_The problem_:
Copy each line of the entries beneath that contains the word "training".

(Data records)
>> Begin
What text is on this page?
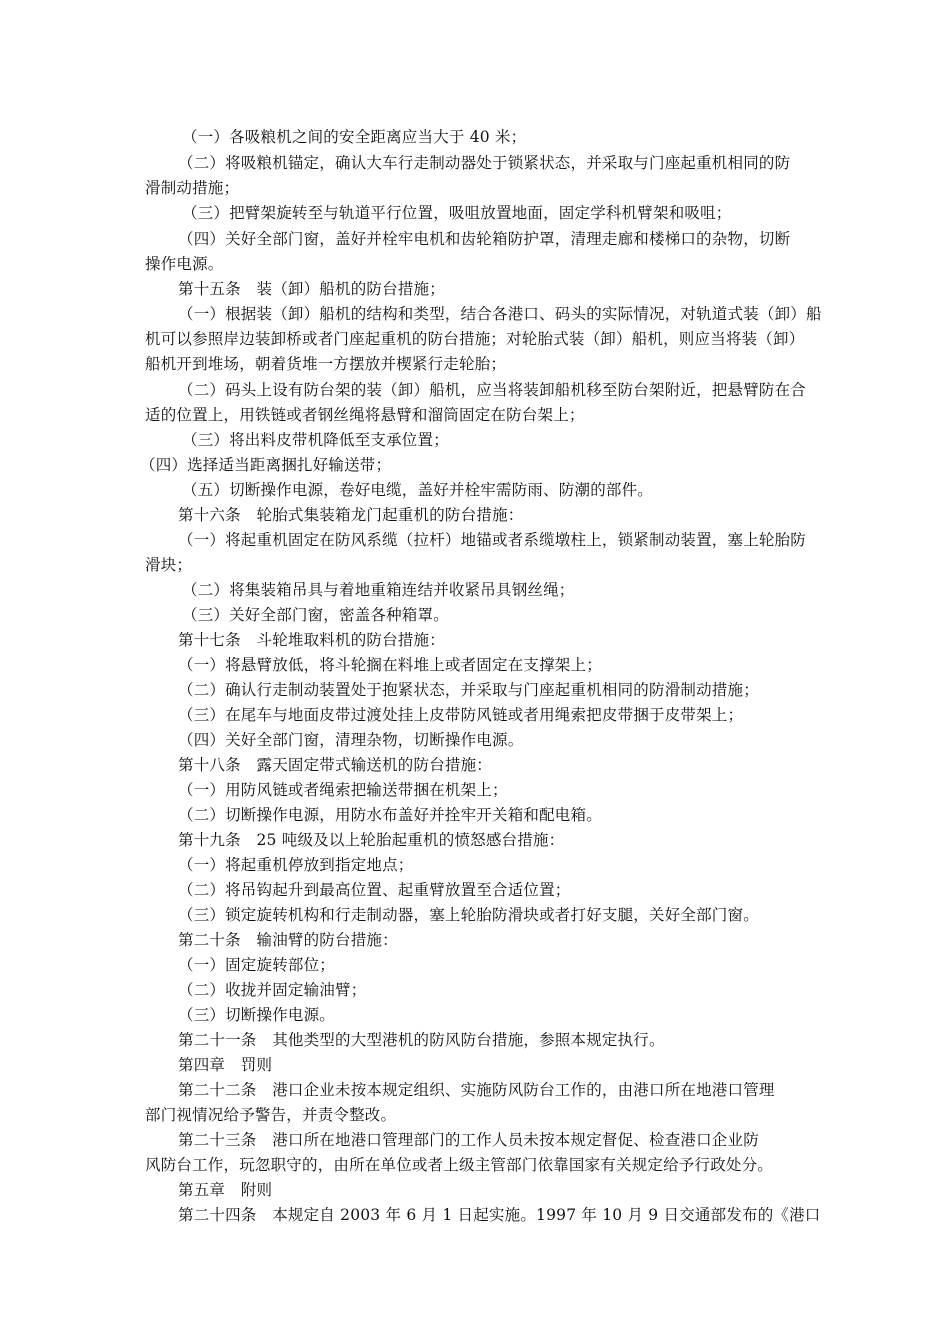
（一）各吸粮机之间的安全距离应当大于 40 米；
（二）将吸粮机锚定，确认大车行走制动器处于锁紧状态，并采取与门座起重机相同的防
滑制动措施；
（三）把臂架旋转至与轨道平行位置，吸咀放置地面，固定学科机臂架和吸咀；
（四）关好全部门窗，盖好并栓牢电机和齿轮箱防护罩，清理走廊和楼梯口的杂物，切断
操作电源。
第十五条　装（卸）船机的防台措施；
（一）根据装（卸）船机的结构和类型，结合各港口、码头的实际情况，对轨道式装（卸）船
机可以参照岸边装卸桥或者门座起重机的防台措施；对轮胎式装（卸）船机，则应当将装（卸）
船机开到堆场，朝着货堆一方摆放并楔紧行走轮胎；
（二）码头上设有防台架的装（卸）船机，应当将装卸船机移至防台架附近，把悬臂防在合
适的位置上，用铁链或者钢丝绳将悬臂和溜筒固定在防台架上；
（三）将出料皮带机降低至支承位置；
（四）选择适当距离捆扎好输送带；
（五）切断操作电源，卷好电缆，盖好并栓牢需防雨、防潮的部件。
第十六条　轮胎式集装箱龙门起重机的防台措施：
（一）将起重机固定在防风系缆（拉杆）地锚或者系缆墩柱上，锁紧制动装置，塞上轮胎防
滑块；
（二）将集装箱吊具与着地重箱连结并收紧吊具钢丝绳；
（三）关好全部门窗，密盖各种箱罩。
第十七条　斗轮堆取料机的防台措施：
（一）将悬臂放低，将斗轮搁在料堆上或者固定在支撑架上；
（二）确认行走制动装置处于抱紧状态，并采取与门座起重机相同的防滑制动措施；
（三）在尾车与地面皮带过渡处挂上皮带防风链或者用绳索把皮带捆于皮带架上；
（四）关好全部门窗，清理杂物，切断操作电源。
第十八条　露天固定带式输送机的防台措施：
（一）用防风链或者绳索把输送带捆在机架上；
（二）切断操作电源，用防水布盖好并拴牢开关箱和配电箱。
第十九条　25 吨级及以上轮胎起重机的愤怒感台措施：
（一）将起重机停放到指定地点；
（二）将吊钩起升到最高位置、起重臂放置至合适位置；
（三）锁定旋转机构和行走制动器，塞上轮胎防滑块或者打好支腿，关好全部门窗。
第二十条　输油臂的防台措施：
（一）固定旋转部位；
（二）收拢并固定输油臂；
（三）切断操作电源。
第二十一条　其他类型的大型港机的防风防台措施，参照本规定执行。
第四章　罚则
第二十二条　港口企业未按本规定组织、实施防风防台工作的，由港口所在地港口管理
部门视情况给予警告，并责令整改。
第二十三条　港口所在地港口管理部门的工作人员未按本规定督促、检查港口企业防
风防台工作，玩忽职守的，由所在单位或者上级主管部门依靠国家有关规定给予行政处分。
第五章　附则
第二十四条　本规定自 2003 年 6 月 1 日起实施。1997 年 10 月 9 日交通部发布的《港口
>> End
>> Begin
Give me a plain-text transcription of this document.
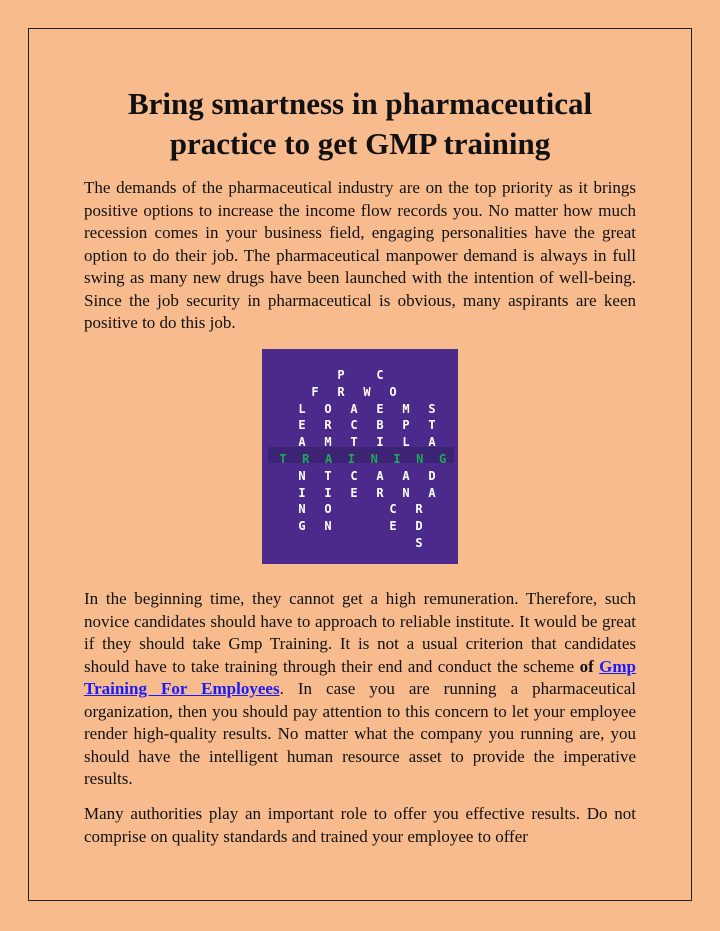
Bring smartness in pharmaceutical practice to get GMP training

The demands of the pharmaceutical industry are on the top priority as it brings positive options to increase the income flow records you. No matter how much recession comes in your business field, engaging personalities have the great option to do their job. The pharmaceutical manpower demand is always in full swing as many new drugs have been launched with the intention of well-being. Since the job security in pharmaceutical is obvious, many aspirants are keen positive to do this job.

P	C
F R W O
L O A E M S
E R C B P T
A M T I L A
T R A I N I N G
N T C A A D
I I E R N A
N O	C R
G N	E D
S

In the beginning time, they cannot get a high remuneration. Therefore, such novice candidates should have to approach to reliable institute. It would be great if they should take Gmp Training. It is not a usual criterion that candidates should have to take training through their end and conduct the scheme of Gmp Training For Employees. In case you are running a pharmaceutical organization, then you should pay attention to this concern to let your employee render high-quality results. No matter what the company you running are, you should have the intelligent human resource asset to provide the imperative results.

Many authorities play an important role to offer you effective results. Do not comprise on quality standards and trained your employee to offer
>> End
_Completed task_:
Bring smartness in pharmaceutical practice to get GMP training
In the beginning time, they cannot get a high remuneration. Therefore, such novice candidates should have to approach to reliable institute. It would be great if they should take Gmp Training. It is not a usual criterion that candidates should have to take training through their end and conduct the scheme of Gmp Training For Employees. In case you are running a pharmaceutical organization, then you should pay attention to this concern to let your employee render high-quality results. No matter what the company you running are, you should have the intelligent human resource asset to provide the imperative results.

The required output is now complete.